[Raw records]
* * *
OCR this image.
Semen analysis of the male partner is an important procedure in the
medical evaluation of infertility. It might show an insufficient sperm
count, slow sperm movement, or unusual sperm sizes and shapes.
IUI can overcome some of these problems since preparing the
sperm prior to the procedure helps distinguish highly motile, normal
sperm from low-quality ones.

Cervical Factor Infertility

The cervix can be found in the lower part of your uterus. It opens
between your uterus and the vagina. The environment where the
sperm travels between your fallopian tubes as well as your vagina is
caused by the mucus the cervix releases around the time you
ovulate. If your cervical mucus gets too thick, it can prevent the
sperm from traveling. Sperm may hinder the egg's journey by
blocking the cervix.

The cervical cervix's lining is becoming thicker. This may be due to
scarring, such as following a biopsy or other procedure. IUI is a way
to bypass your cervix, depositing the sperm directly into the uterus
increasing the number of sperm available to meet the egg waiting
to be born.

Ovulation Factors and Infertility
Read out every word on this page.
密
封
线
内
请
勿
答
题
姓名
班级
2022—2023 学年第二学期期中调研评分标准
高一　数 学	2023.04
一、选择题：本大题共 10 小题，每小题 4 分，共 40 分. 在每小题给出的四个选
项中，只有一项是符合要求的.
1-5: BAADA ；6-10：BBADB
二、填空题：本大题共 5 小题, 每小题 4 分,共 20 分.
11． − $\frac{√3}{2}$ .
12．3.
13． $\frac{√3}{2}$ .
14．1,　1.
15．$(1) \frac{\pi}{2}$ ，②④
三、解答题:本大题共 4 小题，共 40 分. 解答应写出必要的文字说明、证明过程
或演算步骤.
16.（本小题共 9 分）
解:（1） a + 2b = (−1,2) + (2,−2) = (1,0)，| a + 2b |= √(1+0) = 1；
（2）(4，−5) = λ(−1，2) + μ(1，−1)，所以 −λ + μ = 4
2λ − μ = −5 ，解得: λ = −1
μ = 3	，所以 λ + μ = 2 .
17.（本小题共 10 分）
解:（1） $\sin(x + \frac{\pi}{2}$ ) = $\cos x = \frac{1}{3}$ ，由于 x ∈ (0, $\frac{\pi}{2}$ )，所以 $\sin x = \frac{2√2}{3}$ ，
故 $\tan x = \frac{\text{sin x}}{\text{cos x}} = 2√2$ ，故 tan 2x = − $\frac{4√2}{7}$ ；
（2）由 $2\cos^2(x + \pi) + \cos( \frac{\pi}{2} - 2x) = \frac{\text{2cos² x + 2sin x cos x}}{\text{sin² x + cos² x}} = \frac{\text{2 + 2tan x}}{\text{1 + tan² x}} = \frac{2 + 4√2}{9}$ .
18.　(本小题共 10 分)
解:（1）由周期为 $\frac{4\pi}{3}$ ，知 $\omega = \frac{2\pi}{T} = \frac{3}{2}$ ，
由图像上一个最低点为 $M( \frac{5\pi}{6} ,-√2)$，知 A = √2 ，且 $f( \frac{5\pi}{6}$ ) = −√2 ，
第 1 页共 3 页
* * *
[Aim] Above are the records; copy every line in them that holds the word "sperm".

[Complete answer]
medical evaluation of infertility. It might show an insufficient sperm
count, slow sperm movement, or unusual sperm sizes and shapes.
sperm prior to the procedure helps distinguish highly motile, normal
sperm from low-quality ones.
sperm travels between your fallopian tubes as well as your vagina is
sperm from traveling. Sperm may hinder the egg's journey by
to bypass your cervix, depositing the sperm directly into the uterus
increasing the number of sperm available to meet the egg waiting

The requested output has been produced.